__STATED PROBLEM__.
Copy each line of the data below with the word "true".

Dataset records:

+---+

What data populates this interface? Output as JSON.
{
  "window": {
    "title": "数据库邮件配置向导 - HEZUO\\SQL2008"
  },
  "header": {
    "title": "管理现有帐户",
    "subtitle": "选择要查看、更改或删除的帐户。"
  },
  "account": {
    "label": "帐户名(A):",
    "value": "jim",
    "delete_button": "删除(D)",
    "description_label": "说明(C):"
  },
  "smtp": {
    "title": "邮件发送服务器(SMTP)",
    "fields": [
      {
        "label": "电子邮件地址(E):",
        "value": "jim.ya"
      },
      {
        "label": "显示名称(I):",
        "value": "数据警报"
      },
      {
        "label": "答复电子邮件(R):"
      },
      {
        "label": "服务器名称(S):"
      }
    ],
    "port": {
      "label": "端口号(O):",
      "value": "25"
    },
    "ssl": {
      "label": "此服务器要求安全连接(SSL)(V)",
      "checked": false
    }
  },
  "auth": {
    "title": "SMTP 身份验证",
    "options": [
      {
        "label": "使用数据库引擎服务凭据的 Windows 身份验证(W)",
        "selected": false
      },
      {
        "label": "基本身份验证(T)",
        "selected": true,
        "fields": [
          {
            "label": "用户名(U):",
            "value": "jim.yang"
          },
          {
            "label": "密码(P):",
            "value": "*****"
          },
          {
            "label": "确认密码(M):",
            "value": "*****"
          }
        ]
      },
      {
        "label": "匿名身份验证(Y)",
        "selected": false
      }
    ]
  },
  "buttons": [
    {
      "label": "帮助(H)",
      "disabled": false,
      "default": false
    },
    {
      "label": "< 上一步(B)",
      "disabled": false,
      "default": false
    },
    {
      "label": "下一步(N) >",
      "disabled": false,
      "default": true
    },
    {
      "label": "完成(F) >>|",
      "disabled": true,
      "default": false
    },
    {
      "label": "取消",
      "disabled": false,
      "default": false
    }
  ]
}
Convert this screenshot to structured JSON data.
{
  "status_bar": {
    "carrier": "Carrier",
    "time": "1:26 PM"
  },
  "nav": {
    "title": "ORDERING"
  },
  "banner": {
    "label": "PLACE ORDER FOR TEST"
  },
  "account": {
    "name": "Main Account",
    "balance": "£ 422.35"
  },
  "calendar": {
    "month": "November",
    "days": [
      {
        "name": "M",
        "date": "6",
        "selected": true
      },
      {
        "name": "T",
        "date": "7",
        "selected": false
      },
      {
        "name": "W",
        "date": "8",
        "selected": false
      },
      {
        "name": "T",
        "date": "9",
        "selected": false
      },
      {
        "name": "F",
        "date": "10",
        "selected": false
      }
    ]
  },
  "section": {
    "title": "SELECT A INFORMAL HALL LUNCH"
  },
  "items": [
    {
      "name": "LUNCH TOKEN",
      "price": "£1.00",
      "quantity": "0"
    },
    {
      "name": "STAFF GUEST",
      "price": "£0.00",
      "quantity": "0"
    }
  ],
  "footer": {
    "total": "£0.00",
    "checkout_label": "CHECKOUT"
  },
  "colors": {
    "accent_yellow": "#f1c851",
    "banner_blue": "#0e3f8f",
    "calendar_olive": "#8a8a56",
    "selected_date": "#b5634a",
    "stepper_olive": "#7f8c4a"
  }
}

+---+

__OUTPUT OF THE TASK__.
        "selected": true,
      "default": true
      "disabled": true,
        "selected": true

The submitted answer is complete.